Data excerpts
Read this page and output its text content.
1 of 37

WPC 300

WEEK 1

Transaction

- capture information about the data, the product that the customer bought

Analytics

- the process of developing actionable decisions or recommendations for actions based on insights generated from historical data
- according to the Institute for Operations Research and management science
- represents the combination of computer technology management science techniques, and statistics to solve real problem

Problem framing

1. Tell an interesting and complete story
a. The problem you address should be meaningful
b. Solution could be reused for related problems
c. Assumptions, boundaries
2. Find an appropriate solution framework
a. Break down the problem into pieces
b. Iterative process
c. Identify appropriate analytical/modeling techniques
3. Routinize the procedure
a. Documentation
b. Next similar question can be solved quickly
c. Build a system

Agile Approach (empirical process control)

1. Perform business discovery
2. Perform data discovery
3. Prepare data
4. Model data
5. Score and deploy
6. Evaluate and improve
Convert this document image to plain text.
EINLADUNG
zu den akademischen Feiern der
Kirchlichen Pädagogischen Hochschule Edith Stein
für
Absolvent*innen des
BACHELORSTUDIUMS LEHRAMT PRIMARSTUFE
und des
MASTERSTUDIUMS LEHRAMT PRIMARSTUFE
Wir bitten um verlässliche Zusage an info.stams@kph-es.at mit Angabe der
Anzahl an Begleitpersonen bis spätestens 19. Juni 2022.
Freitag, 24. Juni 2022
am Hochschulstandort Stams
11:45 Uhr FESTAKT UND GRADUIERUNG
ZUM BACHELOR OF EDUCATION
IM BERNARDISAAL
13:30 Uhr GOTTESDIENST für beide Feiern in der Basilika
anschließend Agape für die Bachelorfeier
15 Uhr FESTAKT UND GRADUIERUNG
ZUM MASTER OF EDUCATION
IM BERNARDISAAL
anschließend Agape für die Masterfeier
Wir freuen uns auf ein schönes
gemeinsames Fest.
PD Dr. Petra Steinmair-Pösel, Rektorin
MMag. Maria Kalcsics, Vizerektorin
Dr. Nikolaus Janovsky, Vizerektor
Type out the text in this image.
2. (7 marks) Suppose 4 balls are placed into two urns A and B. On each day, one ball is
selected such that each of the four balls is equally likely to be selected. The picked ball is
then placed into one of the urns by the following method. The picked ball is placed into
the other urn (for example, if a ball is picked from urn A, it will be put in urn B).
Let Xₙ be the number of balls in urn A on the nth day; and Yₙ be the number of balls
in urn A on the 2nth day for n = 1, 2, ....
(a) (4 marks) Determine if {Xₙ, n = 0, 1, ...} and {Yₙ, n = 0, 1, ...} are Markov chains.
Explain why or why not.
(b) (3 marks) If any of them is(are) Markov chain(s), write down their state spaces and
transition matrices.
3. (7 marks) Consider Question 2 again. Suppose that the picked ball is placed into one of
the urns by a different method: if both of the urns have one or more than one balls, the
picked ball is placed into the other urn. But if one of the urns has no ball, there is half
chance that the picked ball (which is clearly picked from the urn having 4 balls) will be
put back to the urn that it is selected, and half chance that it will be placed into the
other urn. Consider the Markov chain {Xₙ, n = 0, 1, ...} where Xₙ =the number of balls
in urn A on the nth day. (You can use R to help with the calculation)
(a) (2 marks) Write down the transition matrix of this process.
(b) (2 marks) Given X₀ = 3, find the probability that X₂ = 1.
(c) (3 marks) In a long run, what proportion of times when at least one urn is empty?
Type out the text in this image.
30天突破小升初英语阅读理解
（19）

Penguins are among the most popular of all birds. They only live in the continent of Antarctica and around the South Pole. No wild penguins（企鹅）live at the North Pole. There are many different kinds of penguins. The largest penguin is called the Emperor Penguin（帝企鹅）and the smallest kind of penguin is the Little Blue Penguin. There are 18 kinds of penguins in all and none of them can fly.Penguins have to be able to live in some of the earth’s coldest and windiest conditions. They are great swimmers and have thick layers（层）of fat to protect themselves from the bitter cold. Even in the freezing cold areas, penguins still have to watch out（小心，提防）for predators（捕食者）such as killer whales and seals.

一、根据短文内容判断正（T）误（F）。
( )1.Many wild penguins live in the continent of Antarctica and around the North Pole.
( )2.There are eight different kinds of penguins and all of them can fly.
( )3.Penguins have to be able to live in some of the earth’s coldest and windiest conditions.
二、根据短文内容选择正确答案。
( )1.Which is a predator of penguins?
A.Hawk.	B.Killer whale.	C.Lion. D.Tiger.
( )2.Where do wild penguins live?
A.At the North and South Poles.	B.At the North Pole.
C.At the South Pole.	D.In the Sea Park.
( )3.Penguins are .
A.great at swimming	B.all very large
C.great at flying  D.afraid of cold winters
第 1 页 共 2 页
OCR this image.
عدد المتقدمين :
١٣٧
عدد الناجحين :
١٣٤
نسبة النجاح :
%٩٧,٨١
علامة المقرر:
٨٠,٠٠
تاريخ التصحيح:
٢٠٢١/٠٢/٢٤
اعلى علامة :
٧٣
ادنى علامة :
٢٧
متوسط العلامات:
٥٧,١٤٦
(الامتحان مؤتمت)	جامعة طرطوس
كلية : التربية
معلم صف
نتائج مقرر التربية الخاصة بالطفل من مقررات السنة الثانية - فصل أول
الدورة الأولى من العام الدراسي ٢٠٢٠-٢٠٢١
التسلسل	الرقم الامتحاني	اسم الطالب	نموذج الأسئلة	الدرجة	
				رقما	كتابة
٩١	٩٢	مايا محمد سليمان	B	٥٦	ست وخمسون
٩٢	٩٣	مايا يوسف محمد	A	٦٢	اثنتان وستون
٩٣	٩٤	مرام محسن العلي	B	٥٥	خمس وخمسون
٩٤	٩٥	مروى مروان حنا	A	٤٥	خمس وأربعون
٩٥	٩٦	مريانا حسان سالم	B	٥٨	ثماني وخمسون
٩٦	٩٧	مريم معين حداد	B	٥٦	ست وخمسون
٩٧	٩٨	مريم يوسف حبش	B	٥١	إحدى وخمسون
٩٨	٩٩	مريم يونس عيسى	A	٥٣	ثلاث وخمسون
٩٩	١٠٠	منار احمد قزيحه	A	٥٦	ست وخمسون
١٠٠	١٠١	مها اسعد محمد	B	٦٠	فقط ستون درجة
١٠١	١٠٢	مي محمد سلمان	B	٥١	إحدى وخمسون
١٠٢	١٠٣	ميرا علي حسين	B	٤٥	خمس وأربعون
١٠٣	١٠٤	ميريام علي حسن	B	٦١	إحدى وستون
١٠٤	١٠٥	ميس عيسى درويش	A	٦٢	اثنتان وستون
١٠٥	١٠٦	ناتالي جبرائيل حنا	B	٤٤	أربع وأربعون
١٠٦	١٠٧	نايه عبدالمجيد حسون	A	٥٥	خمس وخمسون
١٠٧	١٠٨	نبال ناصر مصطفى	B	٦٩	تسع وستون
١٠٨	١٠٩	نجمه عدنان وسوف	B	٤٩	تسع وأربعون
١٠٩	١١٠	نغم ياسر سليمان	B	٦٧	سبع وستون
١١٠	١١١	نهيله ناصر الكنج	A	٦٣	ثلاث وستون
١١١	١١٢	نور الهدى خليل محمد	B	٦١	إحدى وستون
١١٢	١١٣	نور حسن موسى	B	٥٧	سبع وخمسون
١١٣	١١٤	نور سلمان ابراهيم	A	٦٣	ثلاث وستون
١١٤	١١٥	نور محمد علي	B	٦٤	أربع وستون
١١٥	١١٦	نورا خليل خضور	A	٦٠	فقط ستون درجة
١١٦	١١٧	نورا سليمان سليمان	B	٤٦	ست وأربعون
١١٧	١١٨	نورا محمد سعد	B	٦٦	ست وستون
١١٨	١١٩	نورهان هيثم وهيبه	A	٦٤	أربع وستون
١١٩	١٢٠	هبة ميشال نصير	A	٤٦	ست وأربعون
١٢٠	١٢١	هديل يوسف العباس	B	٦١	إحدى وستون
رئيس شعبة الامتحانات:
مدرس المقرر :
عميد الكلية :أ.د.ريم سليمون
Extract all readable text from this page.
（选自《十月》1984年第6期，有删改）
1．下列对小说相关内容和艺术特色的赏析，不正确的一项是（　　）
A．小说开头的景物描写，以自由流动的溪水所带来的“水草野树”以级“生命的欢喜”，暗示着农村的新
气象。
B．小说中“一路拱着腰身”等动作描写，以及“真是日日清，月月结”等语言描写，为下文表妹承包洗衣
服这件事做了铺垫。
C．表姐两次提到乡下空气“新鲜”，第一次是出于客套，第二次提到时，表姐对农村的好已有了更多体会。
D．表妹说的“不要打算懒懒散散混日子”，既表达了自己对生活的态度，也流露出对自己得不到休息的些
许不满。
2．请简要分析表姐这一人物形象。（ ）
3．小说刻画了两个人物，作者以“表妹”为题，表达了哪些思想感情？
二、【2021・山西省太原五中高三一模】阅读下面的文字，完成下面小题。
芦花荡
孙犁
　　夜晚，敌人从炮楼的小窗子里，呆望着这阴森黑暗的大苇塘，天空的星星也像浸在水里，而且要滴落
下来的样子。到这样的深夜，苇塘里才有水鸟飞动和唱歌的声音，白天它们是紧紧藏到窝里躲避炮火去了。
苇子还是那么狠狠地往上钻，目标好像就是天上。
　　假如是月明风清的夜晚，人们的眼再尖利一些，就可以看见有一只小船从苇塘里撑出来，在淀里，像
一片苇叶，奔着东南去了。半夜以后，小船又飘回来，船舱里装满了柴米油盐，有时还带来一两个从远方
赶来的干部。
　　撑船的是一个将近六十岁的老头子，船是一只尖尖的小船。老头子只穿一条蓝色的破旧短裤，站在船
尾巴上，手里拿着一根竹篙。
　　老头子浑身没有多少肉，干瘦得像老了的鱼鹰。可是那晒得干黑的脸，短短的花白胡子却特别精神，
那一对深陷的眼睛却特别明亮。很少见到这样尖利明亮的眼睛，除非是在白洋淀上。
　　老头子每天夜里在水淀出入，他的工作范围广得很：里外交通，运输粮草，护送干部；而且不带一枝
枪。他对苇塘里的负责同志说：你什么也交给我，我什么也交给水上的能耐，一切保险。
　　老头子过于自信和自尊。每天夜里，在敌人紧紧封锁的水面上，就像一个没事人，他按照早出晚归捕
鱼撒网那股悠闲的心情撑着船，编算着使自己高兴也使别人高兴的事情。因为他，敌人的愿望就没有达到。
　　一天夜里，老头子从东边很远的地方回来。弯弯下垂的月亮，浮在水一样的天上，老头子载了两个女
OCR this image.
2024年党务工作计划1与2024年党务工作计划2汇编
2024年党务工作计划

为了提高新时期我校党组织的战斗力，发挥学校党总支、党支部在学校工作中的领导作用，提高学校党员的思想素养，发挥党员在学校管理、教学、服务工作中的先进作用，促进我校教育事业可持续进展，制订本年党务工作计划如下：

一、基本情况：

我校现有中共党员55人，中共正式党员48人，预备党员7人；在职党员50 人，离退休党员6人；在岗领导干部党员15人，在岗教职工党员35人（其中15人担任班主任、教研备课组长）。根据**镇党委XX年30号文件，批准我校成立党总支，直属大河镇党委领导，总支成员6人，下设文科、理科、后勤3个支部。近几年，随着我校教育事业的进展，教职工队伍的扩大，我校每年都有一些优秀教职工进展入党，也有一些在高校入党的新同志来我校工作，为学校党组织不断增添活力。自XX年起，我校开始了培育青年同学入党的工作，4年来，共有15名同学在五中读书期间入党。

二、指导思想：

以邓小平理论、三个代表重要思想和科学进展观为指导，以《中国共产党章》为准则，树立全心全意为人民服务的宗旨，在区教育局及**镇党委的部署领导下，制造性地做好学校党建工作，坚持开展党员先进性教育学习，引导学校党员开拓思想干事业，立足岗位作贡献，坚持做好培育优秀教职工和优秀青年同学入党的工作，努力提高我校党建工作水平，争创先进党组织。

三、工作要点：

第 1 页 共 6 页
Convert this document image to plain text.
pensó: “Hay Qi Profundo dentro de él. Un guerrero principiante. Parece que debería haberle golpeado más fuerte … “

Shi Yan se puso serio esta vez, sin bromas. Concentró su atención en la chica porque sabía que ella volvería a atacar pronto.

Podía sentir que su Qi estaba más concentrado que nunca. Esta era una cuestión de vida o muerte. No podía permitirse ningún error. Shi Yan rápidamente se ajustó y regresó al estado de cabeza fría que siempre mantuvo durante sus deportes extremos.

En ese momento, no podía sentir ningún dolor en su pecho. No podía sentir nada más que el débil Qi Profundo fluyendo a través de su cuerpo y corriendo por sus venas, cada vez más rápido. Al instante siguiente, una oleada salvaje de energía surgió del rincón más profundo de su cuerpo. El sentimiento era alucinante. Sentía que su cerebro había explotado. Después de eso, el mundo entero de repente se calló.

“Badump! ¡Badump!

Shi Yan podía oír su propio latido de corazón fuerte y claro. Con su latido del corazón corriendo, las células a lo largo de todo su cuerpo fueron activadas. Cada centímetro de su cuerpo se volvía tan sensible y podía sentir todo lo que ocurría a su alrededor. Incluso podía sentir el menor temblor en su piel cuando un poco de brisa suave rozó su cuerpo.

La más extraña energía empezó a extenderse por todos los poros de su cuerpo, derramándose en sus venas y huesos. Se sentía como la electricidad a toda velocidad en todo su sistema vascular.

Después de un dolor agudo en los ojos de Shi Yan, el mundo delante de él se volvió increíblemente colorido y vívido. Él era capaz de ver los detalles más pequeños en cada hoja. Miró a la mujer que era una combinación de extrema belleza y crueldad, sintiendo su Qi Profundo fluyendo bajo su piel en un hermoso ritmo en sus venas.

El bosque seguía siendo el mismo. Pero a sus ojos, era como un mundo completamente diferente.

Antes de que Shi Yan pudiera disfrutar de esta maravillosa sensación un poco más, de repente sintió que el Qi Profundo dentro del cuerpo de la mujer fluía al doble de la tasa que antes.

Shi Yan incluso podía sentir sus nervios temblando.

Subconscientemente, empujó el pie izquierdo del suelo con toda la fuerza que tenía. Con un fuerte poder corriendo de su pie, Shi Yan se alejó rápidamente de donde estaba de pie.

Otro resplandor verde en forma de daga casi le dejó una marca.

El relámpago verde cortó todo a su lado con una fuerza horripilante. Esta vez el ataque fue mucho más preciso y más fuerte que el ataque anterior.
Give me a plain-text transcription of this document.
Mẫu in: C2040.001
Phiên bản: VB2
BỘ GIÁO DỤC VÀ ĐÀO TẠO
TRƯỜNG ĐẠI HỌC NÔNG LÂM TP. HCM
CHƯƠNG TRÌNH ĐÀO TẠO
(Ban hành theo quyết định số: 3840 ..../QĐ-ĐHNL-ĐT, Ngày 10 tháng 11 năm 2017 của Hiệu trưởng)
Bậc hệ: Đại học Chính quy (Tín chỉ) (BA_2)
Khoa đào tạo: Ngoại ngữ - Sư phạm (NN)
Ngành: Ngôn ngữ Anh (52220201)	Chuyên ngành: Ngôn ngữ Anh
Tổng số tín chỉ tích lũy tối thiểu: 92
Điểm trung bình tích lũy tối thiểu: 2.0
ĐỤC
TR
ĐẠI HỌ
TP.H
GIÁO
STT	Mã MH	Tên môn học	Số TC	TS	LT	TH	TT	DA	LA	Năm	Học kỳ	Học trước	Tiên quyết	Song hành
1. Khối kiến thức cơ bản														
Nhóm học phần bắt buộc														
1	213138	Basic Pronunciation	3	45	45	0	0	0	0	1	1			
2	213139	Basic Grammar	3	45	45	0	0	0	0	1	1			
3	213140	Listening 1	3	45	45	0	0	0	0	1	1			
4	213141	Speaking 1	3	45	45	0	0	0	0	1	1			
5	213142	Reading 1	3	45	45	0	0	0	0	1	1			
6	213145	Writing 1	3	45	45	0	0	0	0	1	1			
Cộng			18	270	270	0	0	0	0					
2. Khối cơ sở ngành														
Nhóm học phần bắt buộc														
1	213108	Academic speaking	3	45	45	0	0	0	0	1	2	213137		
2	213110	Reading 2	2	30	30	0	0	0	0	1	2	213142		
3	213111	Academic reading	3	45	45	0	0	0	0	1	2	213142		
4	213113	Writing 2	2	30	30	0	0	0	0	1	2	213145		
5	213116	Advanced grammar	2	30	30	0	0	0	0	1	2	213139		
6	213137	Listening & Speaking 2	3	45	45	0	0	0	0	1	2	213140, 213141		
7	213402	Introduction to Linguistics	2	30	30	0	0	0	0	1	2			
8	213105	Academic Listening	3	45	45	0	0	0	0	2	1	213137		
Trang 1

PROBLEM TO WORK ON
Go through the entries above and copy every line containing "عيسى".

PROBLEM SOLUTION
٩٨	٩٩	مريم يونس عيسى	A	٥٣	ثلاث وخمسون
١٠٤	١٠٥	ميس عيسى درويش	A	٦٢	اثنتان وستون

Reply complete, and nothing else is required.